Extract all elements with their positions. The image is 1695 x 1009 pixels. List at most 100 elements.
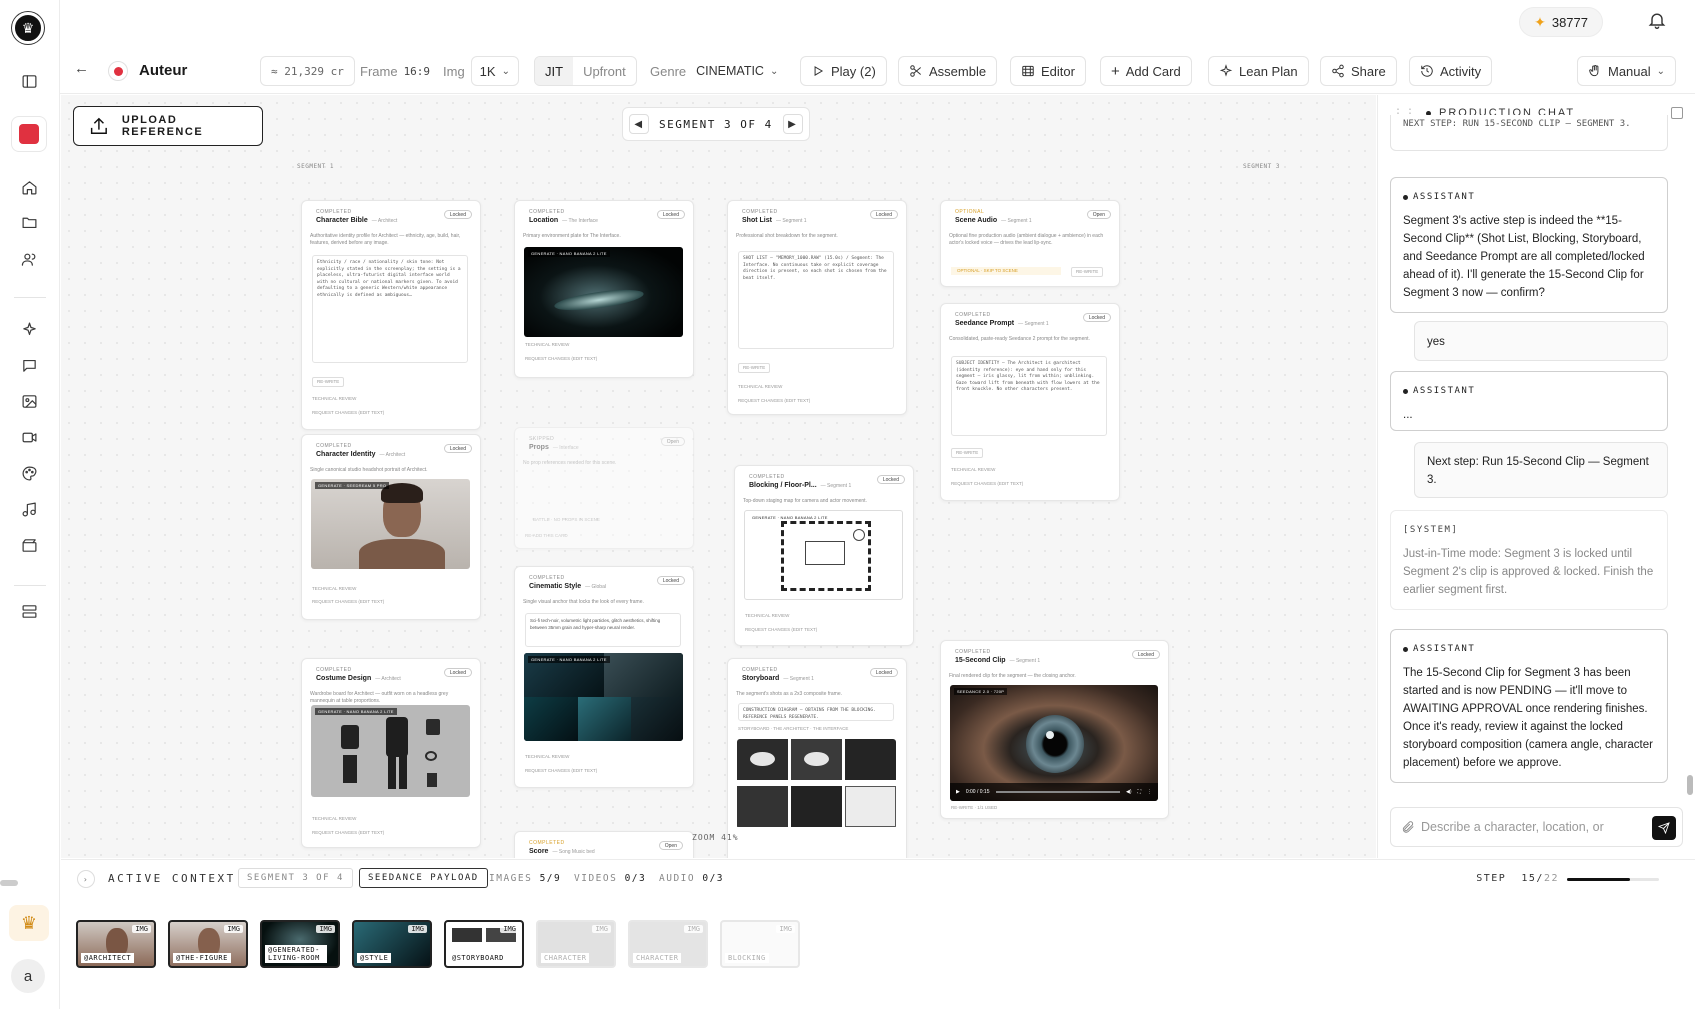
+++
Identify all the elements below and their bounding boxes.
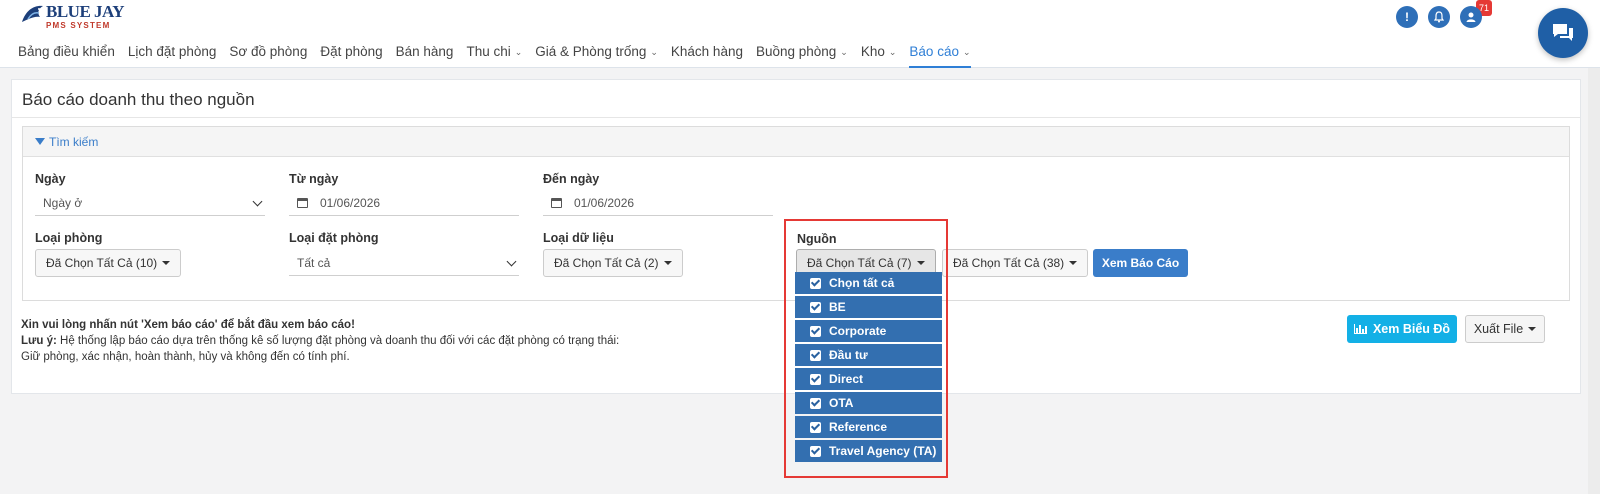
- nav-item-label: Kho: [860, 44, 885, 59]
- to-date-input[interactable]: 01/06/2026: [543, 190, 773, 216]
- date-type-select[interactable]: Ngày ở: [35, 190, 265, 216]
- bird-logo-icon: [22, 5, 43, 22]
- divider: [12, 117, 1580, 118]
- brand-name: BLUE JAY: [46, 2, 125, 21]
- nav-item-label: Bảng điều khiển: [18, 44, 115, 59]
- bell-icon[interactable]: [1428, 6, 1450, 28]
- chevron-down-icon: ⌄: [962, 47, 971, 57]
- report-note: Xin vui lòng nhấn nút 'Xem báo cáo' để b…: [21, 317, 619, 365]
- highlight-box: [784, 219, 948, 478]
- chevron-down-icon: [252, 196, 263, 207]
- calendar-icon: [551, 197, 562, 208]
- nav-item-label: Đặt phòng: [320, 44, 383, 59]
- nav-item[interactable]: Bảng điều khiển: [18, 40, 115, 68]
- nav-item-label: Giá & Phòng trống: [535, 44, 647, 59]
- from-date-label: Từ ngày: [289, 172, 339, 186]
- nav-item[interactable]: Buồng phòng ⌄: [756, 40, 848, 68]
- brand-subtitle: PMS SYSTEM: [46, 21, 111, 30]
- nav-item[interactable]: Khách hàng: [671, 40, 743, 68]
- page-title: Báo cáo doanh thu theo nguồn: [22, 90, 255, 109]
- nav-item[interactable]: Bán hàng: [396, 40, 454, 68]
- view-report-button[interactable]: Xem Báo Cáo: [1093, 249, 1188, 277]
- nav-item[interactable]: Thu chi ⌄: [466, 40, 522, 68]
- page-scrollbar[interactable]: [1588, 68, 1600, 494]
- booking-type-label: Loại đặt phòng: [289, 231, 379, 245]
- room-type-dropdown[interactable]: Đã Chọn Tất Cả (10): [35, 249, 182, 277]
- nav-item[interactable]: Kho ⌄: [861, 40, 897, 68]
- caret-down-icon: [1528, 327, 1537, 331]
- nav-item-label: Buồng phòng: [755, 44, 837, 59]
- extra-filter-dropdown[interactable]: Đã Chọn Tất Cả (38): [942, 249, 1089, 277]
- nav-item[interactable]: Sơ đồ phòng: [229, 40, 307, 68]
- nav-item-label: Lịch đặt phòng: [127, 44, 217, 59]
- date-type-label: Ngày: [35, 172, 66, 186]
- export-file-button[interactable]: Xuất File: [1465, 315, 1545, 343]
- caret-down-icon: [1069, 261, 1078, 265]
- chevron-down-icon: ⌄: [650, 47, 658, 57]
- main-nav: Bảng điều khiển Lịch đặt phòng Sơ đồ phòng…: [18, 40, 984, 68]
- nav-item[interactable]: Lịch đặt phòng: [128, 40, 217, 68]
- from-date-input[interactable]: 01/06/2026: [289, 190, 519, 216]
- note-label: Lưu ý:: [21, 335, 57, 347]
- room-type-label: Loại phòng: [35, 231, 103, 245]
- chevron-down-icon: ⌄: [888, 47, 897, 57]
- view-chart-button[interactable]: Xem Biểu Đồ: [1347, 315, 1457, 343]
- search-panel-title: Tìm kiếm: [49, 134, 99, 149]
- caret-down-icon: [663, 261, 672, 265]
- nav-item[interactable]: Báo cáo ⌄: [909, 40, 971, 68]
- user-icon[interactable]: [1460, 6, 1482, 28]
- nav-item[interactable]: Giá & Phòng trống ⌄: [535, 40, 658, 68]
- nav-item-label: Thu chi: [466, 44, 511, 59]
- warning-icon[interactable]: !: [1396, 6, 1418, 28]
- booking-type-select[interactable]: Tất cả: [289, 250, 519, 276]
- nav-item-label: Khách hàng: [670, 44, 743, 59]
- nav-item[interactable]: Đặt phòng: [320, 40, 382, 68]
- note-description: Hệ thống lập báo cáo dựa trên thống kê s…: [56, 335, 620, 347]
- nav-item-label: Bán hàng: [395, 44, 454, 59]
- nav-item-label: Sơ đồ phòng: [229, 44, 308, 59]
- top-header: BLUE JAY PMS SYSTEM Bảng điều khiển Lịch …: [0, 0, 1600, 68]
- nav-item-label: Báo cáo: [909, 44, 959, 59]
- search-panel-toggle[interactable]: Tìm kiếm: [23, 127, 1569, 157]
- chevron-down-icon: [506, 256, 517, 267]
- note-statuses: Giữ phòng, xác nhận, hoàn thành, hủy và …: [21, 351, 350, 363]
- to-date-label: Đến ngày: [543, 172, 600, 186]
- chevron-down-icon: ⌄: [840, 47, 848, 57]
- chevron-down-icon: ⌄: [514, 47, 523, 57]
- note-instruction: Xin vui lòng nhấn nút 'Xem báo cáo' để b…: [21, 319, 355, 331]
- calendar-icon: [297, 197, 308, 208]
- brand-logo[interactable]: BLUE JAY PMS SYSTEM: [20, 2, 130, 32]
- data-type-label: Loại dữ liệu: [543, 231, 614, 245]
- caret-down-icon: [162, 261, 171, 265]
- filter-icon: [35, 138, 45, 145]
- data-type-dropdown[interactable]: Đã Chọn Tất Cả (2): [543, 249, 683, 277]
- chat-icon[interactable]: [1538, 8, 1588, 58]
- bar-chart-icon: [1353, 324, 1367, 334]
+++
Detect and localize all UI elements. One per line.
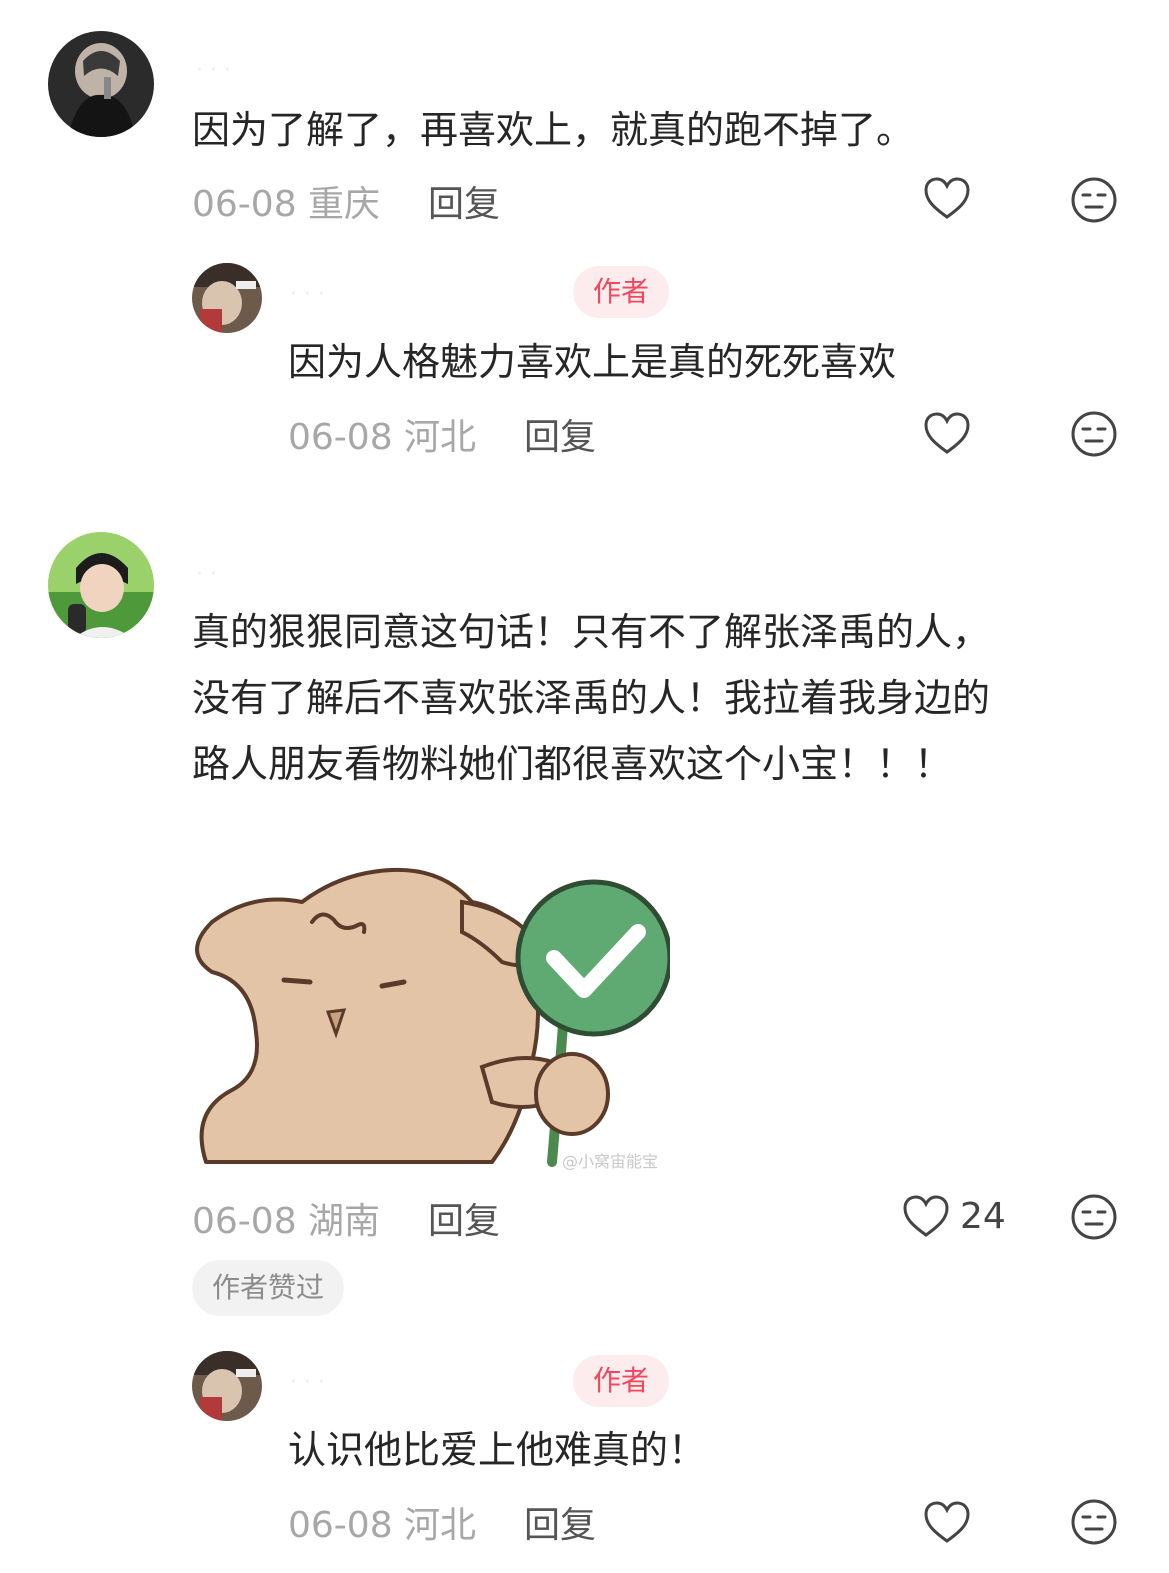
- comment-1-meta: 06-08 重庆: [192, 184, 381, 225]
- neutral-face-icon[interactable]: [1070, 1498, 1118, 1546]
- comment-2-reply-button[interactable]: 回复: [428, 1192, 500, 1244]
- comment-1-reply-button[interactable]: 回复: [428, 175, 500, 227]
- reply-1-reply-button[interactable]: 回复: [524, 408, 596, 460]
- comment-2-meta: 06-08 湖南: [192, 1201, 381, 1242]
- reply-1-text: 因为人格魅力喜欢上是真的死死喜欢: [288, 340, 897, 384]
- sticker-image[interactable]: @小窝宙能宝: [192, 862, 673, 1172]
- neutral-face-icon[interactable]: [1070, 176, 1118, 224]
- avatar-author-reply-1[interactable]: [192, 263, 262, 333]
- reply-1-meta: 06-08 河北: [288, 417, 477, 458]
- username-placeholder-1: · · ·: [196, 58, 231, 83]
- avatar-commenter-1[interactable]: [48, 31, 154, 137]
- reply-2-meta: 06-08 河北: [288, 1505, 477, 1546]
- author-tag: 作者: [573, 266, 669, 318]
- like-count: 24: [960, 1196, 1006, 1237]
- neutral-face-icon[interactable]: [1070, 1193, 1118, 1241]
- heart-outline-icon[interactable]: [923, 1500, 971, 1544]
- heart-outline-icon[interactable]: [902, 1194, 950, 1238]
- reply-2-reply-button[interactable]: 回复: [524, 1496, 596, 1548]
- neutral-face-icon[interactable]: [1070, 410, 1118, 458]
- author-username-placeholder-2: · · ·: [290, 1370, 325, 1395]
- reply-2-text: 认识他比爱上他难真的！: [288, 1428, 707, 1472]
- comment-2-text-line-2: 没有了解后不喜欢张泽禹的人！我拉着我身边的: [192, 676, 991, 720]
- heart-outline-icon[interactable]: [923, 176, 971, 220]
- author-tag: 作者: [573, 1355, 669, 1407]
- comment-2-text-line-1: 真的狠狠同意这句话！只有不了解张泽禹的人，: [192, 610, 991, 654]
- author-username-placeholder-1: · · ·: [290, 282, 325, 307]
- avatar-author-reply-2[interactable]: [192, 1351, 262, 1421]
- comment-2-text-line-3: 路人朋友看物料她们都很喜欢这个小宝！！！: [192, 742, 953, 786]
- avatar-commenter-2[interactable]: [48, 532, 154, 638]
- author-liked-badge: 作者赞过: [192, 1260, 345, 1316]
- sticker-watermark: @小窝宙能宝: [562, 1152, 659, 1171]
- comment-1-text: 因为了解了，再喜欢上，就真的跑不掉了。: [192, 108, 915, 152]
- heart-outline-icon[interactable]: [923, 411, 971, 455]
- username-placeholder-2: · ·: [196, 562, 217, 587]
+++
● **Requirements**:
Can you turn the records from the line with "Identify all the" to the line with "- nav-item[interactable]: Bảng", both included, into a Markdown table with the columns Row and Line, numbering each line and skipping blank lines and pictures?

● **Problem solution**:
| Row | Line |
|---|---|
| 1 | Identify all the elements below and their bounding boxes. |
| 2 | - nav-item-label: Kho: [860, 44, 885, 59] |
| 3 | - to-date-input[interactable]: 01/06/2026: [543, 190, 773, 216] |
| 4 | - date-type-select[interactable]: Ngày ở: [35, 190, 265, 216] |
| 5 | - bird-logo-icon: [22, 5, 43, 22] |
| 6 | - divider: [12, 117, 1580, 118] |
| 7 | - brand-name: BLUE JAY: [46, 2, 125, 21] |
| 8 | - nav-item-label: Bảng điều khiển: [18, 44, 115, 59] |
| 9 | - bell-icon[interactable]: [1428, 6, 1450, 28] |
| 10 | - chevron-down-icon: ⌄: [962, 47, 971, 57] |
| 11 | - report-note: Xin vui lòng nhấn nút 'Xem báo cáo' để b…: [21, 317, 619, 365] |
| 12 | - highlight-box: [784, 219, 948, 478] |
| 13 | - chevron-down-icon: [252, 196, 263, 207] |
| 14 | - calendar-icon: [551, 197, 562, 208] |
| 15 | - nav-item-label: Đặt phòng: [320, 44, 383, 59] |
| 16 | - nav-item[interactable]: Bảng điều khiển: [18, 40, 115, 68] |